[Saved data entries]

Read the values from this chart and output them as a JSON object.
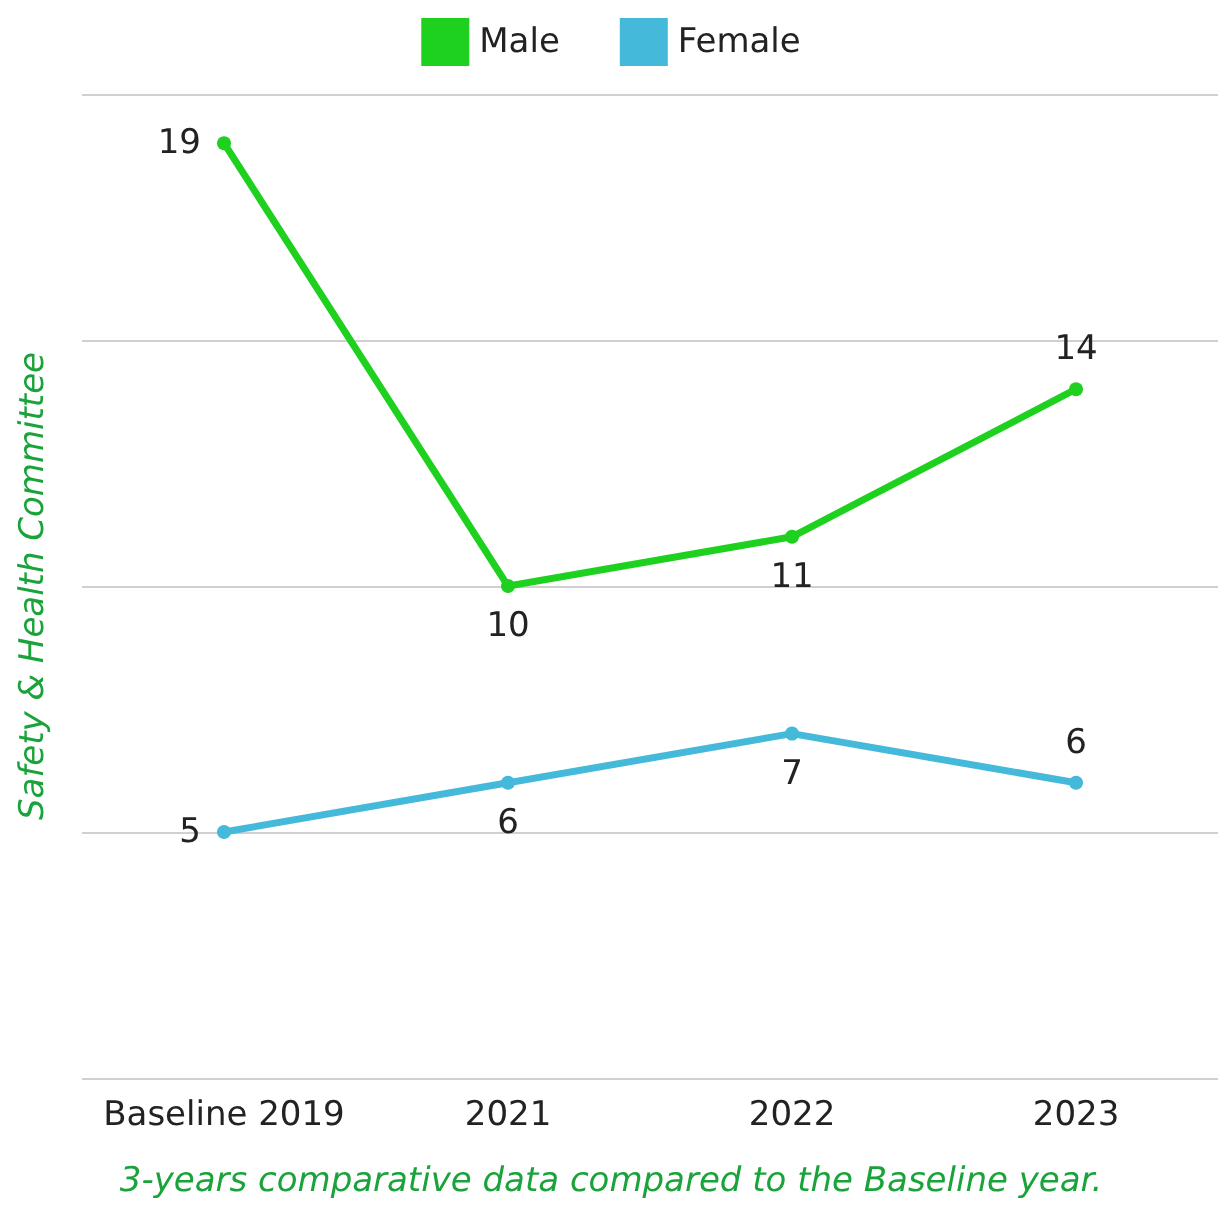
{
  "chart_data": {
    "type": "line",
    "ylabel": "Safety & Health Committee",
    "annotations": [
      "3-years comparative data compared to the Baseline year."
    ],
    "categories": [
      "Baseline 2019",
      "2021",
      "2022",
      "2023"
    ],
    "series": [
      {
        "name": "Male",
        "color": "#1fd11f",
        "values": [
          19,
          10,
          11,
          14
        ]
      },
      {
        "name": "Female",
        "color": "#45b9d9",
        "values": [
          5,
          6,
          7,
          6
        ]
      }
    ],
    "ylim": [
      0,
      20
    ],
    "yticks": [
      {
        "value": 0,
        "label": null
      },
      {
        "value": 5,
        "label": null
      },
      {
        "value": 10,
        "label": null
      },
      {
        "value": 15,
        "label": null
      },
      {
        "value": 20,
        "label": null
      }
    ],
    "tick_labels": "x",
    "grid": "y",
    "legend": "top",
    "marker": "circle",
    "line_style": "solid",
    "data_labels": true
  }
}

> **TASK GOAL**
Go through the entries above and output them exactly, without pictures.

> **RESPONSE TO THIS EXERCISE**
Read the values from this chart and output them as a JSON object.
{
  "chart_data": {
    "type": "line",
    "ylabel": "Safety & Health Committee",
    "annotations": [
      "3-years comparative data compared to the Baseline year."
    ],
    "categories": [
      "Baseline 2019",
      "2021",
      "2022",
      "2023"
    ],
    "series": [
      {
        "name": "Male",
        "color": "#1fd11f",
        "values": [
          19,
          10,
          11,
          14
        ]
      },
      {
        "name": "Female",
        "color": "#45b9d9",
        "values": [
          5,
          6,
          7,
          6
        ]
      }
    ],
    "ylim": [
      0,
      20
    ],
    "yticks": [
      {
        "value": 0,
        "label": null
      },
      {
        "value": 5,
        "label": null
      },
      {
        "value": 10,
        "label": null
      },
      {
        "value": 15,
        "label": null
      },
      {
        "value": 20,
        "label": null
      }
    ],
    "tick_labels": "x",
    "grid": "y",
    "legend": "top",
    "marker": "circle",
    "line_style": "solid",
    "data_labels": true
  }
}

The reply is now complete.